Directions:
Begin at the first line of the records and stop after the line that contains "helmet-rivet xyxy=(384,280,410,306)". Rewrite only those lines, swapping every "interactable" for "clickable" and leaving everything else unchanged.

Provided material:
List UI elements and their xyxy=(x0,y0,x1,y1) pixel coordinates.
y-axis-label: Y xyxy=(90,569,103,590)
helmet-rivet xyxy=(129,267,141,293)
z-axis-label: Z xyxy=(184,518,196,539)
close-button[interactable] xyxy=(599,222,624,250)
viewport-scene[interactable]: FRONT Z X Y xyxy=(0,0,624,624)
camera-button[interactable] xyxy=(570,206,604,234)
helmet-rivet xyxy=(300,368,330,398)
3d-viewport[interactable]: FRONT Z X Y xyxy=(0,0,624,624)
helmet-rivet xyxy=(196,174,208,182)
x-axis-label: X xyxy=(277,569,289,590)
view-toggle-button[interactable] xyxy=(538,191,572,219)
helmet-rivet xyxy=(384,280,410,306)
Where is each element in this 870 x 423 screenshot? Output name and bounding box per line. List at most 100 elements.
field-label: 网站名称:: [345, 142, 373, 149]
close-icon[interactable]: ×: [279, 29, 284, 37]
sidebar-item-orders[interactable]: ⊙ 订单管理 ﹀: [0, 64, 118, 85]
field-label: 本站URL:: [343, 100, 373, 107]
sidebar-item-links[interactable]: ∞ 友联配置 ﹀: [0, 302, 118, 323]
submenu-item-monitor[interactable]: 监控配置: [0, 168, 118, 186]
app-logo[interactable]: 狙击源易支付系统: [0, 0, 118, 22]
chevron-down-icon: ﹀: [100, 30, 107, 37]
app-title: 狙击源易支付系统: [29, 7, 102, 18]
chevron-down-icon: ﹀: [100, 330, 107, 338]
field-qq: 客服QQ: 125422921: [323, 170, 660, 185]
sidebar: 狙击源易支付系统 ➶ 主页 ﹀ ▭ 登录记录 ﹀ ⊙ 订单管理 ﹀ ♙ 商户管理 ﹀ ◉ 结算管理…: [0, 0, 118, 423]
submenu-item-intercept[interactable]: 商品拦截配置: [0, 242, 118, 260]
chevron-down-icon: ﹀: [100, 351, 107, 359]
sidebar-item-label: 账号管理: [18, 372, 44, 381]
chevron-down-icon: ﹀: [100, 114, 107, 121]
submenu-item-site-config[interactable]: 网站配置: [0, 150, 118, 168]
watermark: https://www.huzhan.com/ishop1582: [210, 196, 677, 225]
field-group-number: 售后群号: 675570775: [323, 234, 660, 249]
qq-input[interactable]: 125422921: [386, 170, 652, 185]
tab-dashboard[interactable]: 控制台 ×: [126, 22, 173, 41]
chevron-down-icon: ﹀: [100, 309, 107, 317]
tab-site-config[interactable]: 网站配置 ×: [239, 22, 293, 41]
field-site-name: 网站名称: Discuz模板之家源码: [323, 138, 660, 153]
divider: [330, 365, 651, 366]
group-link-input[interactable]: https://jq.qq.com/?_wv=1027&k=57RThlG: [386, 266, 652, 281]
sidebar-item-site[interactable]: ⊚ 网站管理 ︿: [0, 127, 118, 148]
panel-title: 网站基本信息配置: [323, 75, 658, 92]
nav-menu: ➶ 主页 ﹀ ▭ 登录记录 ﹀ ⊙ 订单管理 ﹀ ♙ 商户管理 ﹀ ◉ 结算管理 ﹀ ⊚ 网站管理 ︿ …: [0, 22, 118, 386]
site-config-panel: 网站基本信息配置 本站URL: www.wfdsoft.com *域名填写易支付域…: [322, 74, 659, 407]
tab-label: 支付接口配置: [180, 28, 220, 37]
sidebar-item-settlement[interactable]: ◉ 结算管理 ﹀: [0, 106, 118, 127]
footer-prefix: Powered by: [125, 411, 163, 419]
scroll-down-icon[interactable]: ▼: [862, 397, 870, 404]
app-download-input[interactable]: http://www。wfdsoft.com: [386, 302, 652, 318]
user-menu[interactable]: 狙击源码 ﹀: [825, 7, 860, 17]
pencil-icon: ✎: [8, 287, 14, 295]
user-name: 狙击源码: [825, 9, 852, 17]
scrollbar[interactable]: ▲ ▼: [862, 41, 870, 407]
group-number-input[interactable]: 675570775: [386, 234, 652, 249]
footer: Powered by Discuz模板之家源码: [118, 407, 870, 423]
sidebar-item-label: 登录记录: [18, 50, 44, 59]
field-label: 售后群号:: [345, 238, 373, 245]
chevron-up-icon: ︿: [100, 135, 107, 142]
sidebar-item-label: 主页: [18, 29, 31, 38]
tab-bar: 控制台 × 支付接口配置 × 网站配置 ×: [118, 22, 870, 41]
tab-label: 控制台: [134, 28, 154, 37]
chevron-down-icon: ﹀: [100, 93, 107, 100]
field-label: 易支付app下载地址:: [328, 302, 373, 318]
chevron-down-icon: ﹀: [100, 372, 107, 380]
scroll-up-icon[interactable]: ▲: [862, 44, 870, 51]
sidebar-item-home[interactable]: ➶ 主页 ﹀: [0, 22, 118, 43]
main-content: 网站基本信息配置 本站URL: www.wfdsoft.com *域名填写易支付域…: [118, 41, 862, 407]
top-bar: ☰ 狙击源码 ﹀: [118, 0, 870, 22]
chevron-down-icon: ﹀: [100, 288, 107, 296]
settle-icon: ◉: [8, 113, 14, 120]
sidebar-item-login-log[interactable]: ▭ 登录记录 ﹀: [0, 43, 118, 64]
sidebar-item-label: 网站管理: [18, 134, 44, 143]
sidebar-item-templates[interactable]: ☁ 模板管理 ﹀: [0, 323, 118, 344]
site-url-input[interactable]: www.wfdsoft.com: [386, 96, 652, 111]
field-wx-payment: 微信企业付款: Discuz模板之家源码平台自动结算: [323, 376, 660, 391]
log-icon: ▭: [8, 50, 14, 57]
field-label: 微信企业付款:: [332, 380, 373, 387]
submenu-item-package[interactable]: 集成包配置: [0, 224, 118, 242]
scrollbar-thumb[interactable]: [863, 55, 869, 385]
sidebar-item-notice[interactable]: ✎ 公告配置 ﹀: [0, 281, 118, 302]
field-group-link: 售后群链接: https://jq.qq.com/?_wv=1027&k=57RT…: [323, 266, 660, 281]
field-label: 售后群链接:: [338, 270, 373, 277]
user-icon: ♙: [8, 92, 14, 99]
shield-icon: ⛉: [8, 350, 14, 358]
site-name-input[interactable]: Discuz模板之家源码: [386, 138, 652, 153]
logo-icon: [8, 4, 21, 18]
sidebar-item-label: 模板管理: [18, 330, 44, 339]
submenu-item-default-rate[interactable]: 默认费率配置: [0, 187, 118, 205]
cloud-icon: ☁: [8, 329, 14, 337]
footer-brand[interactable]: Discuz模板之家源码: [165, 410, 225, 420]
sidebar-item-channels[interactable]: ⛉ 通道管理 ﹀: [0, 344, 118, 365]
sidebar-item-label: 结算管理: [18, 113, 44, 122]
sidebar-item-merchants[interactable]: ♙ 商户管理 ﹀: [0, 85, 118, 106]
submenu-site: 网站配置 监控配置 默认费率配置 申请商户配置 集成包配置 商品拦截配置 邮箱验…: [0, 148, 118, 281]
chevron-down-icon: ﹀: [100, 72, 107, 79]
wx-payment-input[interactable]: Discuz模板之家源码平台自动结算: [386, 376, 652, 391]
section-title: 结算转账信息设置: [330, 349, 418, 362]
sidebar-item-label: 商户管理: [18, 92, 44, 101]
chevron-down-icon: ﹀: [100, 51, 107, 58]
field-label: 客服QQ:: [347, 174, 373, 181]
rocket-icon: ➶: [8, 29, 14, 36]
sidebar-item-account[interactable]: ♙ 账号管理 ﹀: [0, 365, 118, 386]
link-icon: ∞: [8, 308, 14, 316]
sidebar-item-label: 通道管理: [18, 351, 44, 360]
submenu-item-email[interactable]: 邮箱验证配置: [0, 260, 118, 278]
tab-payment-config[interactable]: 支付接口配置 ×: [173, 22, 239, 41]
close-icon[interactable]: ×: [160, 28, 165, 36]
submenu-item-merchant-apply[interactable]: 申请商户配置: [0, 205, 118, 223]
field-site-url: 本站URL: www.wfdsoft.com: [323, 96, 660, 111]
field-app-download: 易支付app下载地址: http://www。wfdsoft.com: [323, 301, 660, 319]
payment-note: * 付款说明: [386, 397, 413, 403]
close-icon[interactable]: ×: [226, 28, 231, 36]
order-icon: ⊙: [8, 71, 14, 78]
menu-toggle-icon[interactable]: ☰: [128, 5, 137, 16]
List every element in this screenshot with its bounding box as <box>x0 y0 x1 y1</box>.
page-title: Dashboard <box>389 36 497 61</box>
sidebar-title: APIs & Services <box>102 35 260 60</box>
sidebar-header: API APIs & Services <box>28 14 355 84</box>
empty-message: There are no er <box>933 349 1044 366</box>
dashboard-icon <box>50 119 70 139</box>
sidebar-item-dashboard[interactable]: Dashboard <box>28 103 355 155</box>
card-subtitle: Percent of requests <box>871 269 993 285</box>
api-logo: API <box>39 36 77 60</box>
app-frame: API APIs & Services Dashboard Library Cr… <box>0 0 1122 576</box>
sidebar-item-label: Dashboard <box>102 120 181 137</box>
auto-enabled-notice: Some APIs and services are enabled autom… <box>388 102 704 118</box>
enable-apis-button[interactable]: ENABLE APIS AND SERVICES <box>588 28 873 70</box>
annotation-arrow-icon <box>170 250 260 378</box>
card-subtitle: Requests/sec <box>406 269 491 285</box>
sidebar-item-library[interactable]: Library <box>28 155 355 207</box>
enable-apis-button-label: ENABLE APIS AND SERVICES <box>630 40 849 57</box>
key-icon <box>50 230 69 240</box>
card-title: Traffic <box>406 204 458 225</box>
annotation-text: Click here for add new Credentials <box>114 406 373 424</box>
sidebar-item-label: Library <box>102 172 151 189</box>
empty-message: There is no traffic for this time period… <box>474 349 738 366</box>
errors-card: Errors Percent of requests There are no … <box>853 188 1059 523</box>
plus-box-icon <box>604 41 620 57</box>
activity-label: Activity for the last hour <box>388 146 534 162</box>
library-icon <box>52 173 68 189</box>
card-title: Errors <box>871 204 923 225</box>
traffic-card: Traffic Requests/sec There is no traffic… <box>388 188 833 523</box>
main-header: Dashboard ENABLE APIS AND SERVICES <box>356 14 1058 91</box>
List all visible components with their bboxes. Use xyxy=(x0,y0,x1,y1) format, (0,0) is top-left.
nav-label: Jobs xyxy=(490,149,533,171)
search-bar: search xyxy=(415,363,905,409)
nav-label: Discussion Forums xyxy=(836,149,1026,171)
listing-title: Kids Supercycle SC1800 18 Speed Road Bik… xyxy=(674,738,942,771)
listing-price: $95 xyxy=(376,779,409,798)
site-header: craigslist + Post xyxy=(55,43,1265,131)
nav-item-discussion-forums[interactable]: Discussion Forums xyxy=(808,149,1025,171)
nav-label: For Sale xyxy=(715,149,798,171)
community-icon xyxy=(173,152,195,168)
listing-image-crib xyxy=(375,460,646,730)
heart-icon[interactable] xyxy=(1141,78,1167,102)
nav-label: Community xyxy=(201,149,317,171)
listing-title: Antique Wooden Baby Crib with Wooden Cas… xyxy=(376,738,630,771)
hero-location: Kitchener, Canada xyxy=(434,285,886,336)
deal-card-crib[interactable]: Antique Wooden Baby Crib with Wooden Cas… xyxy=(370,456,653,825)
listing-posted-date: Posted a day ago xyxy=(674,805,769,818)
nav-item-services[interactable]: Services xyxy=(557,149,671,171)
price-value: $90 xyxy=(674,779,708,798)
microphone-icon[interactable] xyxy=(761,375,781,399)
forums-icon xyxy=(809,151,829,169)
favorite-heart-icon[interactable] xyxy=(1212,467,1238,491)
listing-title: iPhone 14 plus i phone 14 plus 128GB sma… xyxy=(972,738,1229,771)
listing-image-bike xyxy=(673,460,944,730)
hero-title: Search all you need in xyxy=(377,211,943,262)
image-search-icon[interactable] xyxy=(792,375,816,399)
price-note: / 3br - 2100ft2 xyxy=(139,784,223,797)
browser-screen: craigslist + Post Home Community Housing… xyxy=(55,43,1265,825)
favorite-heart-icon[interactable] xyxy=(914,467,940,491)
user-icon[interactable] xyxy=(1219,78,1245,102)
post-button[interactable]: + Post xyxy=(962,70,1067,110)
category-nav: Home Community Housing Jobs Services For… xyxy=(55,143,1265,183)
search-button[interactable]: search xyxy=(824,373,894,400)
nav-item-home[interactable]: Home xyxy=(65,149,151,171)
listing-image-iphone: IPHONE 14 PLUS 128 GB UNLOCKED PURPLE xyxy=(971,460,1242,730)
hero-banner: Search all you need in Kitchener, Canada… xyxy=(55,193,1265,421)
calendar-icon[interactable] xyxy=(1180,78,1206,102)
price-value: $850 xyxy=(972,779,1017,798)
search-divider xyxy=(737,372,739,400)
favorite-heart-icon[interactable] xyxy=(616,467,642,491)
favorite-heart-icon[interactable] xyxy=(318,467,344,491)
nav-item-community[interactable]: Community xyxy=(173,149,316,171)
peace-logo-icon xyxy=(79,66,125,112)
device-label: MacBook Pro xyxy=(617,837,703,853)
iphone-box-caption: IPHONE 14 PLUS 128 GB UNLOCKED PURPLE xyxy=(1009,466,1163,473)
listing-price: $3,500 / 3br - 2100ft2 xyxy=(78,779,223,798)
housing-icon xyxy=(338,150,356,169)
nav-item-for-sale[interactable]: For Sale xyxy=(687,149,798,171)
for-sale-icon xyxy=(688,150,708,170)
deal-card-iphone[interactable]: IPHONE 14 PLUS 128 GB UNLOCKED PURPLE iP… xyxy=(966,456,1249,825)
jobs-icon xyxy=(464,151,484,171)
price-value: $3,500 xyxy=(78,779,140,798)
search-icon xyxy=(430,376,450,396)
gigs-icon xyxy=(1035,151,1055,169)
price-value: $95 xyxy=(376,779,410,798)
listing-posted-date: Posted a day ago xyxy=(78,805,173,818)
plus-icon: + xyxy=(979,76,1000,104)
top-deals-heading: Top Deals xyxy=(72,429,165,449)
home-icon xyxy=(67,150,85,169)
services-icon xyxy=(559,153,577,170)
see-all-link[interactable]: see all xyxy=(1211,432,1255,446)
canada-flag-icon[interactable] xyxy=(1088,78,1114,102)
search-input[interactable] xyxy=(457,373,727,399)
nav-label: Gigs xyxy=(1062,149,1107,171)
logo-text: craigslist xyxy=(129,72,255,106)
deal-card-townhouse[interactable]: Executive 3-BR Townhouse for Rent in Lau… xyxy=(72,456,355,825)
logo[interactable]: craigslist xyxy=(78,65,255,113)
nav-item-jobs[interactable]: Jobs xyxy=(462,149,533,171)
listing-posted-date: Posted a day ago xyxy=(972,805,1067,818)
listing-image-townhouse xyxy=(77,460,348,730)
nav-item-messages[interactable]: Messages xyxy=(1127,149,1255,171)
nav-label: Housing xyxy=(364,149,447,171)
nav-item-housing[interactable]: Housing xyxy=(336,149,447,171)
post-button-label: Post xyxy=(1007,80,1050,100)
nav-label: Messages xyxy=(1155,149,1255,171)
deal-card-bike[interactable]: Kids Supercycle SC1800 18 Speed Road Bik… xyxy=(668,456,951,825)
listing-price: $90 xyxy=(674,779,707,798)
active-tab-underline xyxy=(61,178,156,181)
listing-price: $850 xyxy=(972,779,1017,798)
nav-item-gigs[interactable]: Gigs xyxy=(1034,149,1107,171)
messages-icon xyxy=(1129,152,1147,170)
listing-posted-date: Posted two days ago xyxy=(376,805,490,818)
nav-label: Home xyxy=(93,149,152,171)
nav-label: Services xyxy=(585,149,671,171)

The response:
List UI elements and their xyxy=(x0,y0,x1,y1) pixel coordinates.
y-axis-label: Y xyxy=(90,569,103,590)
helmet-rivet xyxy=(129,267,141,293)
z-axis-label: Z xyxy=(184,518,196,539)
close-button[clickable] xyxy=(599,222,624,250)
viewport-scene[clickable]: FRONT Z X Y xyxy=(0,0,624,624)
camera-button[clickable] xyxy=(570,206,604,234)
helmet-rivet xyxy=(300,368,330,398)
3d-viewport[clickable]: FRONT Z X Y xyxy=(0,0,624,624)
helmet-rivet xyxy=(196,174,208,182)
x-axis-label: X xyxy=(277,569,289,590)
view-toggle-button[clickable] xyxy=(538,191,572,219)
helmet-rivet xyxy=(384,280,410,306)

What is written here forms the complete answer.